= What you should do =
Leave out the images and repeat the listing below without a single change.

= Exercise materials =

○ ○ ○ ○ ○ ○ ○

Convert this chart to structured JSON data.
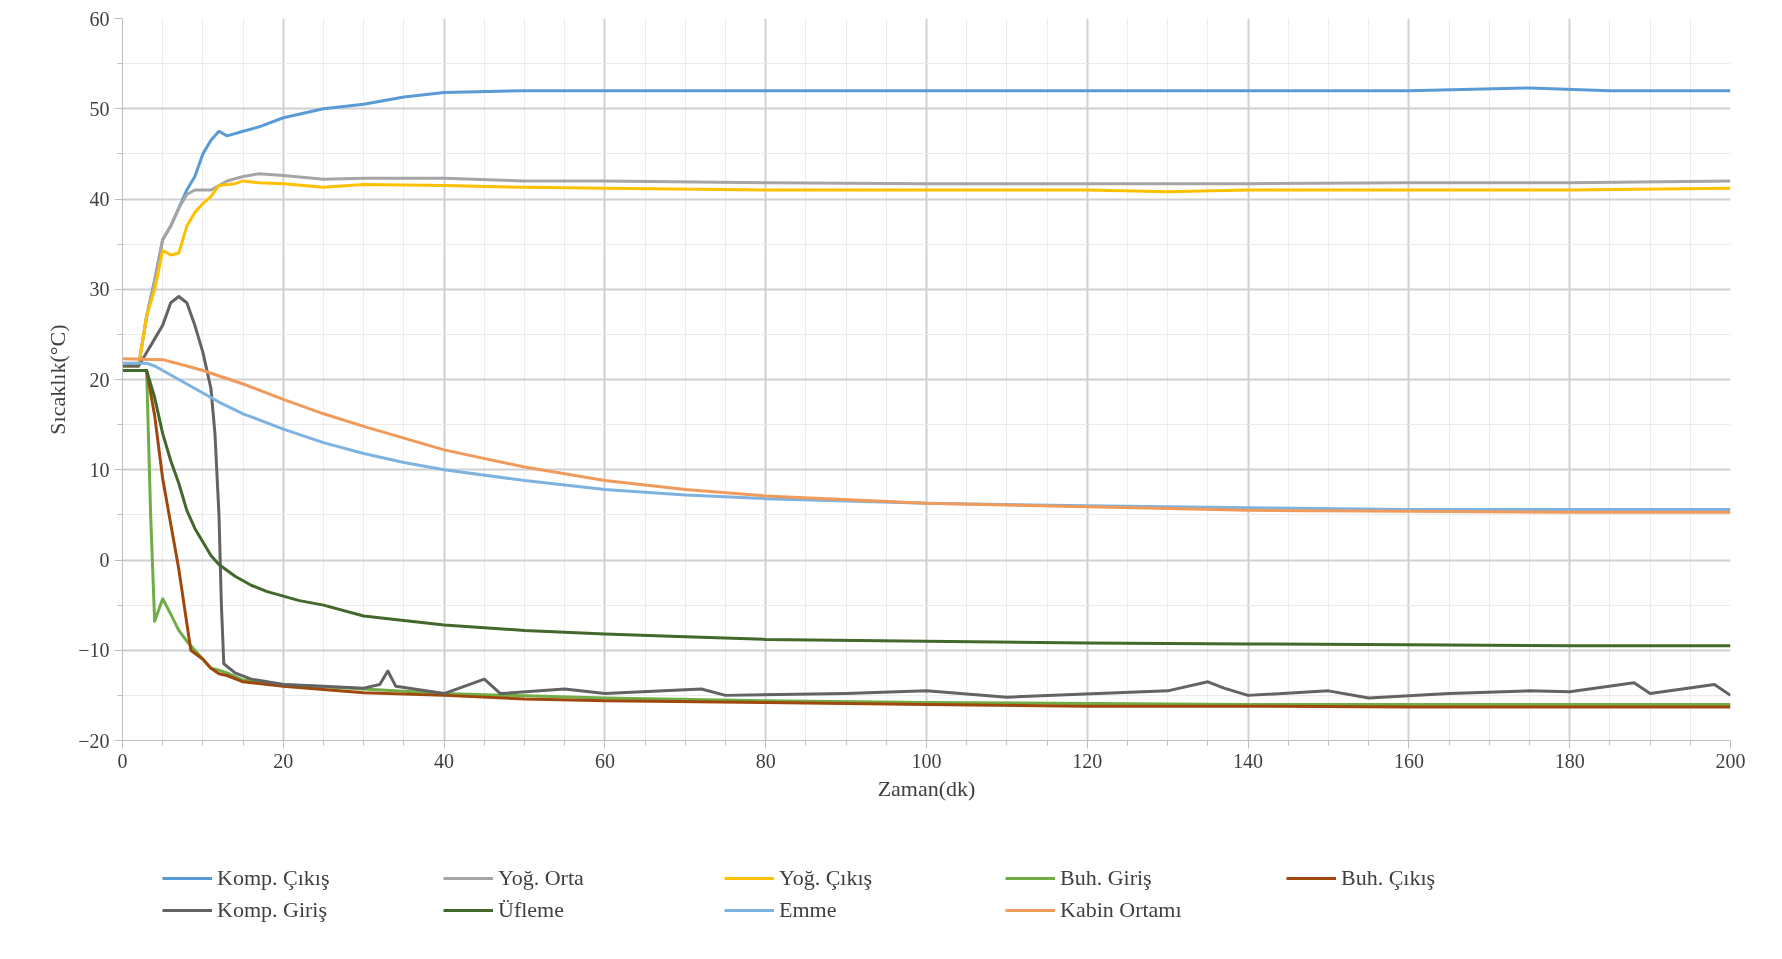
{
  "chart_data": {
    "type": "line",
    "xlabel": "Zaman(dk)",
    "ylabel": "Sıcaklık(°C)",
    "xlim": [
      0,
      200
    ],
    "ylim": [
      -20,
      60
    ],
    "xticks": [
      0,
      20,
      40,
      60,
      80,
      100,
      120,
      140,
      160,
      180,
      200
    ],
    "yticks": [
      -20,
      -10,
      0,
      10,
      20,
      30,
      40,
      50,
      60
    ],
    "grid": true,
    "legend": "bottom",
    "marker": "none",
    "line_style": "solid",
    "series": [
      {
        "name": "Komp. Çıkış",
        "color": "#5b9bd5",
        "x": [
          0,
          2,
          3,
          4,
          5,
          6,
          7,
          8,
          9,
          10,
          11,
          12,
          13,
          15,
          17,
          20,
          25,
          30,
          35,
          40,
          50,
          60,
          70,
          80,
          100,
          120,
          140,
          160,
          175,
          185,
          200
        ],
        "values": [
          21.5,
          21.5,
          27,
          31,
          35.5,
          37,
          39,
          41,
          42.5,
          45,
          46.5,
          47.5,
          47,
          47.5,
          48,
          49,
          50,
          50.5,
          51.3,
          51.8,
          52,
          52,
          52,
          52,
          52,
          52,
          52,
          52,
          52.3,
          52,
          52
        ]
      },
      {
        "name": "Yoğ. Orta",
        "color": "#a5a5a5",
        "x": [
          0,
          2,
          3,
          4,
          5,
          6,
          7,
          8,
          9,
          10,
          11,
          12,
          13,
          15,
          17,
          20,
          25,
          30,
          40,
          50,
          60,
          80,
          100,
          120,
          140,
          160,
          180,
          200
        ],
        "values": [
          21.5,
          21.5,
          27,
          31,
          35.5,
          37,
          39,
          40.5,
          41,
          41,
          41,
          41.5,
          42,
          42.5,
          42.8,
          42.6,
          42.2,
          42.3,
          42.3,
          42,
          42,
          41.8,
          41.7,
          41.7,
          41.7,
          41.8,
          41.8,
          42
        ]
      },
      {
        "name": "Yoğ. Çıkış",
        "color": "#ffc000",
        "x": [
          0,
          2,
          3,
          4,
          5,
          6,
          7,
          8,
          9,
          10,
          11,
          12,
          14,
          15,
          17,
          20,
          25,
          30,
          40,
          50,
          60,
          80,
          100,
          120,
          130,
          140,
          160,
          180,
          200
        ],
        "values": [
          21.5,
          21.5,
          27,
          30,
          34.3,
          33.8,
          34,
          37,
          38.5,
          39.5,
          40.3,
          41.5,
          41.7,
          42,
          41.8,
          41.7,
          41.3,
          41.6,
          41.5,
          41.3,
          41.2,
          41,
          41,
          41,
          40.8,
          41,
          41,
          41,
          41.2
        ]
      },
      {
        "name": "Buh. Giriş",
        "color": "#70ad47",
        "x": [
          0,
          2,
          3,
          3.5,
          4,
          5,
          6,
          7,
          8,
          9,
          10,
          11,
          12,
          13,
          15,
          20,
          30,
          40,
          60,
          80,
          100,
          140,
          200
        ],
        "values": [
          21,
          21,
          21,
          5,
          -6.8,
          -4.3,
          -6,
          -7.8,
          -9,
          -10,
          -11,
          -12,
          -12.2,
          -12.5,
          -13.3,
          -13.8,
          -14.3,
          -14.8,
          -15.3,
          -15.6,
          -15.8,
          -16,
          -16
        ]
      },
      {
        "name": "Buh. Çıkış",
        "color": "#9e480e",
        "x": [
          0,
          2,
          3,
          4,
          5,
          6,
          7,
          8,
          8.5,
          10,
          11,
          12,
          13,
          15,
          20,
          30,
          40,
          50,
          60,
          80,
          100,
          120,
          140,
          160,
          200
        ],
        "values": [
          21,
          21,
          21,
          16,
          9,
          4,
          -1,
          -7,
          -10,
          -11,
          -12,
          -12.6,
          -12.8,
          -13.5,
          -14,
          -14.7,
          -15,
          -15.4,
          -15.6,
          -15.8,
          -16,
          -16.2,
          -16.2,
          -16.3,
          -16.3
        ]
      },
      {
        "name": "Komp. Giriş",
        "color": "#636363",
        "x": [
          0,
          2,
          3,
          4,
          5,
          6,
          7,
          8,
          9,
          10,
          11,
          11.5,
          12,
          12.3,
          12.6,
          14,
          16,
          18,
          20,
          25,
          30,
          32,
          33,
          34,
          40,
          45,
          47,
          55,
          60,
          72,
          75,
          90,
          100,
          110,
          130,
          135,
          137,
          140,
          150,
          155,
          165,
          175,
          180,
          188,
          190,
          198,
          200
        ],
        "values": [
          21.5,
          21.5,
          23,
          24.5,
          26,
          28.5,
          29.2,
          28.5,
          26,
          23,
          19,
          14,
          5,
          -5,
          -11.5,
          -12.5,
          -13.2,
          -13.5,
          -13.8,
          -14,
          -14.2,
          -13.8,
          -12.3,
          -14,
          -14.8,
          -13.2,
          -14.8,
          -14.3,
          -14.8,
          -14.3,
          -15,
          -14.8,
          -14.5,
          -15.2,
          -14.5,
          -13.5,
          -14.2,
          -15,
          -14.5,
          -15.3,
          -14.8,
          -14.5,
          -14.6,
          -13.6,
          -14.8,
          -13.8,
          -15
        ]
      },
      {
        "name": "Üfleme",
        "color": "#43682b",
        "x": [
          0,
          2,
          3,
          4,
          5,
          6,
          7,
          8,
          9,
          10,
          11,
          12,
          14,
          16,
          18,
          20,
          22,
          25,
          30,
          35,
          40,
          45,
          50,
          60,
          70,
          80,
          100,
          120,
          140,
          160,
          180,
          200
        ],
        "values": [
          21,
          21,
          21,
          18,
          14,
          11,
          8.5,
          5.5,
          3.5,
          2,
          0.5,
          -0.5,
          -1.8,
          -2.8,
          -3.5,
          -4,
          -4.5,
          -5,
          -6.2,
          -6.7,
          -7.2,
          -7.5,
          -7.8,
          -8.2,
          -8.5,
          -8.8,
          -9,
          -9.2,
          -9.3,
          -9.4,
          -9.5,
          -9.5
        ]
      },
      {
        "name": "Emme",
        "color": "#7eb3e0",
        "x": [
          0,
          3,
          4,
          6,
          8,
          10,
          12,
          15,
          20,
          25,
          30,
          35,
          40,
          50,
          60,
          70,
          80,
          100,
          120,
          140,
          160,
          180,
          200
        ],
        "values": [
          21.8,
          21.8,
          21.5,
          20.5,
          19.5,
          18.5,
          17.5,
          16.2,
          14.5,
          13,
          11.8,
          10.8,
          10,
          8.8,
          7.8,
          7.2,
          6.8,
          6.3,
          6,
          5.8,
          5.6,
          5.6,
          5.6
        ]
      },
      {
        "name": "Kabin Ortamı",
        "color": "#f09a5c",
        "x": [
          0,
          5,
          8,
          10,
          15,
          20,
          25,
          30,
          35,
          40,
          50,
          60,
          70,
          80,
          100,
          120,
          140,
          160,
          180,
          200
        ],
        "values": [
          22.3,
          22.2,
          21.5,
          21,
          19.5,
          17.8,
          16.2,
          14.8,
          13.5,
          12.2,
          10.3,
          8.8,
          7.8,
          7.1,
          6.3,
          5.9,
          5.5,
          5.4,
          5.3,
          5.3
        ]
      }
    ]
  }
}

○ ○ ○ ○ ○ ○ ○

= Final answer =
Convert this chart to structured JSON data.
{
  "chart_data": {
    "type": "line",
    "xlabel": "Zaman(dk)",
    "ylabel": "Sıcaklık(°C)",
    "xlim": [
      0,
      200
    ],
    "ylim": [
      -20,
      60
    ],
    "xticks": [
      0,
      20,
      40,
      60,
      80,
      100,
      120,
      140,
      160,
      180,
      200
    ],
    "yticks": [
      -20,
      -10,
      0,
      10,
      20,
      30,
      40,
      50,
      60
    ],
    "grid": true,
    "legend": "bottom",
    "marker": "none",
    "line_style": "solid",
    "series": [
      {
        "name": "Komp. Çıkış",
        "color": "#5b9bd5",
        "x": [
          0,
          2,
          3,
          4,
          5,
          6,
          7,
          8,
          9,
          10,
          11,
          12,
          13,
          15,
          17,
          20,
          25,
          30,
          35,
          40,
          50,
          60,
          70,
          80,
          100,
          120,
          140,
          160,
          175,
          185,
          200
        ],
        "values": [
          21.5,
          21.5,
          27,
          31,
          35.5,
          37,
          39,
          41,
          42.5,
          45,
          46.5,
          47.5,
          47,
          47.5,
          48,
          49,
          50,
          50.5,
          51.3,
          51.8,
          52,
          52,
          52,
          52,
          52,
          52,
          52,
          52,
          52.3,
          52,
          52
        ]
      },
      {
        "name": "Yoğ. Orta",
        "color": "#a5a5a5",
        "x": [
          0,
          2,
          3,
          4,
          5,
          6,
          7,
          8,
          9,
          10,
          11,
          12,
          13,
          15,
          17,
          20,
          25,
          30,
          40,
          50,
          60,
          80,
          100,
          120,
          140,
          160,
          180,
          200
        ],
        "values": [
          21.5,
          21.5,
          27,
          31,
          35.5,
          37,
          39,
          40.5,
          41,
          41,
          41,
          41.5,
          42,
          42.5,
          42.8,
          42.6,
          42.2,
          42.3,
          42.3,
          42,
          42,
          41.8,
          41.7,
          41.7,
          41.7,
          41.8,
          41.8,
          42
        ]
      },
      {
        "name": "Yoğ. Çıkış",
        "color": "#ffc000",
        "x": [
          0,
          2,
          3,
          4,
          5,
          6,
          7,
          8,
          9,
          10,
          11,
          12,
          14,
          15,
          17,
          20,
          25,
          30,
          40,
          50,
          60,
          80,
          100,
          120,
          130,
          140,
          160,
          180,
          200
        ],
        "values": [
          21.5,
          21.5,
          27,
          30,
          34.3,
          33.8,
          34,
          37,
          38.5,
          39.5,
          40.3,
          41.5,
          41.7,
          42,
          41.8,
          41.7,
          41.3,
          41.6,
          41.5,
          41.3,
          41.2,
          41,
          41,
          41,
          40.8,
          41,
          41,
          41,
          41.2
        ]
      },
      {
        "name": "Buh. Giriş",
        "color": "#70ad47",
        "x": [
          0,
          2,
          3,
          3.5,
          4,
          5,
          6,
          7,
          8,
          9,
          10,
          11,
          12,
          13,
          15,
          20,
          30,
          40,
          60,
          80,
          100,
          140,
          200
        ],
        "values": [
          21,
          21,
          21,
          5,
          -6.8,
          -4.3,
          -6,
          -7.8,
          -9,
          -10,
          -11,
          -12,
          -12.2,
          -12.5,
          -13.3,
          -13.8,
          -14.3,
          -14.8,
          -15.3,
          -15.6,
          -15.8,
          -16,
          -16
        ]
      },
      {
        "name": "Buh. Çıkış",
        "color": "#9e480e",
        "x": [
          0,
          2,
          3,
          4,
          5,
          6,
          7,
          8,
          8.5,
          10,
          11,
          12,
          13,
          15,
          20,
          30,
          40,
          50,
          60,
          80,
          100,
          120,
          140,
          160,
          200
        ],
        "values": [
          21,
          21,
          21,
          16,
          9,
          4,
          -1,
          -7,
          -10,
          -11,
          -12,
          -12.6,
          -12.8,
          -13.5,
          -14,
          -14.7,
          -15,
          -15.4,
          -15.6,
          -15.8,
          -16,
          -16.2,
          -16.2,
          -16.3,
          -16.3
        ]
      },
      {
        "name": "Komp. Giriş",
        "color": "#636363",
        "x": [
          0,
          2,
          3,
          4,
          5,
          6,
          7,
          8,
          9,
          10,
          11,
          11.5,
          12,
          12.3,
          12.6,
          14,
          16,
          18,
          20,
          25,
          30,
          32,
          33,
          34,
          40,
          45,
          47,
          55,
          60,
          72,
          75,
          90,
          100,
          110,
          130,
          135,
          137,
          140,
          150,
          155,
          165,
          175,
          180,
          188,
          190,
          198,
          200
        ],
        "values": [
          21.5,
          21.5,
          23,
          24.5,
          26,
          28.5,
          29.2,
          28.5,
          26,
          23,
          19,
          14,
          5,
          -5,
          -11.5,
          -12.5,
          -13.2,
          -13.5,
          -13.8,
          -14,
          -14.2,
          -13.8,
          -12.3,
          -14,
          -14.8,
          -13.2,
          -14.8,
          -14.3,
          -14.8,
          -14.3,
          -15,
          -14.8,
          -14.5,
          -15.2,
          -14.5,
          -13.5,
          -14.2,
          -15,
          -14.5,
          -15.3,
          -14.8,
          -14.5,
          -14.6,
          -13.6,
          -14.8,
          -13.8,
          -15
        ]
      },
      {
        "name": "Üfleme",
        "color": "#43682b",
        "x": [
          0,
          2,
          3,
          4,
          5,
          6,
          7,
          8,
          9,
          10,
          11,
          12,
          14,
          16,
          18,
          20,
          22,
          25,
          30,
          35,
          40,
          45,
          50,
          60,
          70,
          80,
          100,
          120,
          140,
          160,
          180,
          200
        ],
        "values": [
          21,
          21,
          21,
          18,
          14,
          11,
          8.5,
          5.5,
          3.5,
          2,
          0.5,
          -0.5,
          -1.8,
          -2.8,
          -3.5,
          -4,
          -4.5,
          -5,
          -6.2,
          -6.7,
          -7.2,
          -7.5,
          -7.8,
          -8.2,
          -8.5,
          -8.8,
          -9,
          -9.2,
          -9.3,
          -9.4,
          -9.5,
          -9.5
        ]
      },
      {
        "name": "Emme",
        "color": "#7eb3e0",
        "x": [
          0,
          3,
          4,
          6,
          8,
          10,
          12,
          15,
          20,
          25,
          30,
          35,
          40,
          50,
          60,
          70,
          80,
          100,
          120,
          140,
          160,
          180,
          200
        ],
        "values": [
          21.8,
          21.8,
          21.5,
          20.5,
          19.5,
          18.5,
          17.5,
          16.2,
          14.5,
          13,
          11.8,
          10.8,
          10,
          8.8,
          7.8,
          7.2,
          6.8,
          6.3,
          6,
          5.8,
          5.6,
          5.6,
          5.6
        ]
      },
      {
        "name": "Kabin Ortamı",
        "color": "#f09a5c",
        "x": [
          0,
          5,
          8,
          10,
          15,
          20,
          25,
          30,
          35,
          40,
          50,
          60,
          70,
          80,
          100,
          120,
          140,
          160,
          180,
          200
        ],
        "values": [
          22.3,
          22.2,
          21.5,
          21,
          19.5,
          17.8,
          16.2,
          14.8,
          13.5,
          12.2,
          10.3,
          8.8,
          7.8,
          7.1,
          6.3,
          5.9,
          5.5,
          5.4,
          5.3,
          5.3
        ]
      }
    ]
  }
}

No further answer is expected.